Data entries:
— start —

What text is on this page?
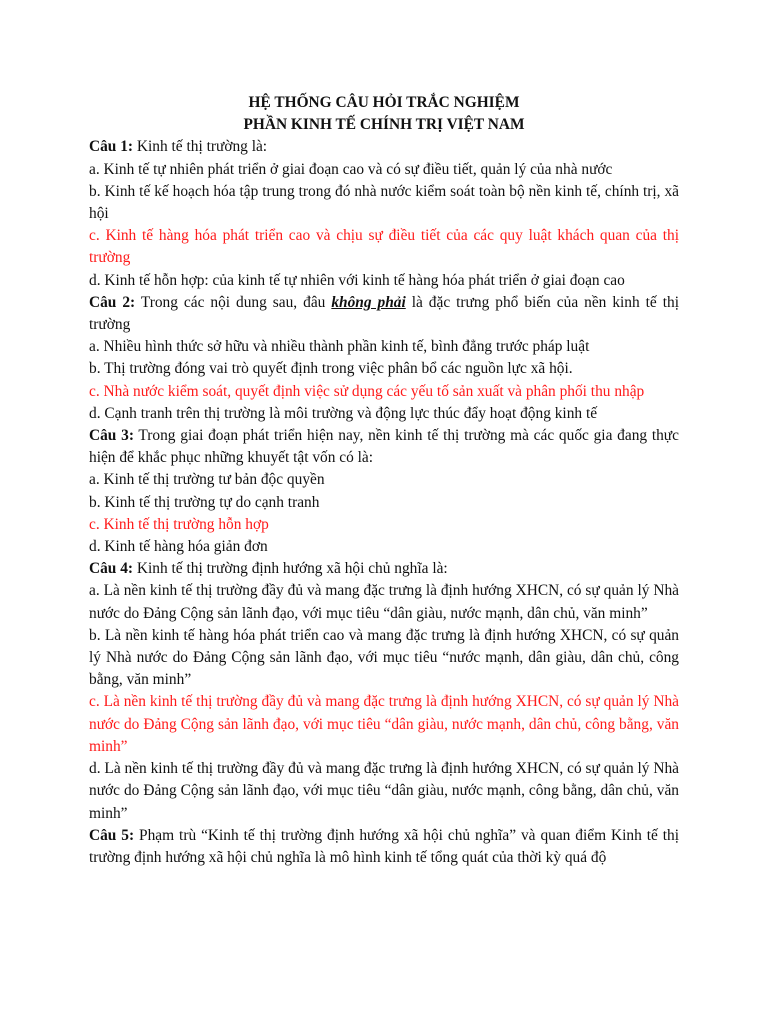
HỆ THỐNG CÂU HỎI TRẮC NGHIỆM
PHẦN KINH TẾ CHÍNH TRỊ VIỆT NAM
Câu 1: Kinh tế thị trường là:
a. Kinh tế tự nhiên phát triển ở giai đoạn cao và có sự điều tiết, quản lý của nhà nước
b. Kinh tế kế hoạch hóa tập trung trong đó nhà nước kiểm soát toàn bộ nền kinh tế, chính trị, xã hội
c. Kinh tế hàng hóa phát triển cao và chịu sự điều tiết của các quy luật khách quan của thị trường
d. Kinh tế hỗn hợp: của kinh tế tự nhiên với kinh tế hàng hóa phát triển ở giai đoạn cao
Câu 2: Trong các nội dung sau, đâu không phải là đặc trưng phổ biến của nền kinh tế thị trường
a. Nhiều hình thức sở hữu và nhiều thành phần kinh tế, bình đẳng trước pháp luật
b. Thị trường đóng vai trò quyết định trong việc phân bổ các nguồn lực xã hội.
c. Nhà nước kiểm soát, quyết định việc sử dụng các yếu tố sản xuất và phân phối thu nhập
d. Cạnh tranh trên thị trường là môi trường và động lực thúc đẩy hoạt động kinh tế
Câu 3: Trong giai đoạn phát triển hiện nay, nền kinh tế thị trường mà các quốc gia đang thực hiện để khắc phục những khuyết tật vốn có là:
a. Kinh tế thị trường tư bản độc quyền
b. Kinh tế thị trường tự do cạnh tranh
c. Kinh tế thị trường hỗn hợp
d. Kinh tế hàng hóa giản đơn
Câu 4: Kinh tế thị trường định hướng xã hội chủ nghĩa là:
a. Là nền kinh tế thị trường đầy đủ và mang đặc trưng là định hướng XHCN, có sự quản lý Nhà nước do Đảng Cộng sản lãnh đạo, với mục tiêu “dân giàu, nước mạnh, dân chủ, văn minh”
b. Là nền kinh tế hàng hóa phát triển cao và mang đặc trưng là định hướng XHCN, có sự quản lý Nhà nước do Đảng Cộng sản lãnh đạo, với mục tiêu “nước mạnh, dân giàu, dân chủ, công bằng, văn minh”
c. Là nền kinh tế thị trường đầy đủ và mang đặc trưng là định hướng XHCN, có sự quản lý Nhà nước do Đảng Cộng sản lãnh đạo, với mục tiêu “dân giàu, nước mạnh, dân chủ, công bằng, văn minh”
d. Là nền kinh tế thị trường đầy đủ và mang đặc trưng là định hướng XHCN, có sự quản lý Nhà nước do Đảng Cộng sản lãnh đạo, với mục tiêu “dân giàu, nước mạnh, công bằng, dân chủ, văn minh”
Câu 5: Phạm trù “Kinh tế thị trường định hướng xã hội chủ nghĩa” và quan điểm Kinh tế thị trường định hướng xã hội chủ nghĩa là mô hình kinh tế tổng quát của thời kỳ quá độ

— end —

> **Exercise**
Apart from the pictures, the entries above are to be repeated in full and exactly.

> **Complete response**
What text is on this page?
HỆ THỐNG CÂU HỎI TRẮC NGHIỆM
PHẦN KINH TẾ CHÍNH TRỊ VIỆT NAM
Câu 1: Kinh tế thị trường là:
a. Kinh tế tự nhiên phát triển ở giai đoạn cao và có sự điều tiết, quản lý của nhà nước
b. Kinh tế kế hoạch hóa tập trung trong đó nhà nước kiểm soát toàn bộ nền kinh tế, chính trị, xã hội
c. Kinh tế hàng hóa phát triển cao và chịu sự điều tiết của các quy luật khách quan của thị trường
d. Kinh tế hỗn hợp: của kinh tế tự nhiên với kinh tế hàng hóa phát triển ở giai đoạn cao
Câu 2: Trong các nội dung sau, đâu không phải là đặc trưng phổ biến của nền kinh tế thị trường
a. Nhiều hình thức sở hữu và nhiều thành phần kinh tế, bình đẳng trước pháp luật
b. Thị trường đóng vai trò quyết định trong việc phân bổ các nguồn lực xã hội.
c. Nhà nước kiểm soát, quyết định việc sử dụng các yếu tố sản xuất và phân phối thu nhập
d. Cạnh tranh trên thị trường là môi trường và động lực thúc đẩy hoạt động kinh tế
Câu 3: Trong giai đoạn phát triển hiện nay, nền kinh tế thị trường mà các quốc gia đang thực hiện để khắc phục những khuyết tật vốn có là:
a. Kinh tế thị trường tư bản độc quyền
b. Kinh tế thị trường tự do cạnh tranh
c. Kinh tế thị trường hỗn hợp
d. Kinh tế hàng hóa giản đơn
Câu 4: Kinh tế thị trường định hướng xã hội chủ nghĩa là:
a. Là nền kinh tế thị trường đầy đủ và mang đặc trưng là định hướng XHCN, có sự quản lý Nhà nước do Đảng Cộng sản lãnh đạo, với mục tiêu “dân giàu, nước mạnh, dân chủ, văn minh”
b. Là nền kinh tế hàng hóa phát triển cao và mang đặc trưng là định hướng XHCN, có sự quản lý Nhà nước do Đảng Cộng sản lãnh đạo, với mục tiêu “nước mạnh, dân giàu, dân chủ, công bằng, văn minh”
c. Là nền kinh tế thị trường đầy đủ và mang đặc trưng là định hướng XHCN, có sự quản lý Nhà nước do Đảng Cộng sản lãnh đạo, với mục tiêu “dân giàu, nước mạnh, dân chủ, công bằng, văn minh”
d. Là nền kinh tế thị trường đầy đủ và mang đặc trưng là định hướng XHCN, có sự quản lý Nhà nước do Đảng Cộng sản lãnh đạo, với mục tiêu “dân giàu, nước mạnh, công bằng, dân chủ, văn minh”
Câu 5: Phạm trù “Kinh tế thị trường định hướng xã hội chủ nghĩa” và quan điểm Kinh tế thị trường định hướng xã hội chủ nghĩa là mô hình kinh tế tổng quát của thời kỳ quá độ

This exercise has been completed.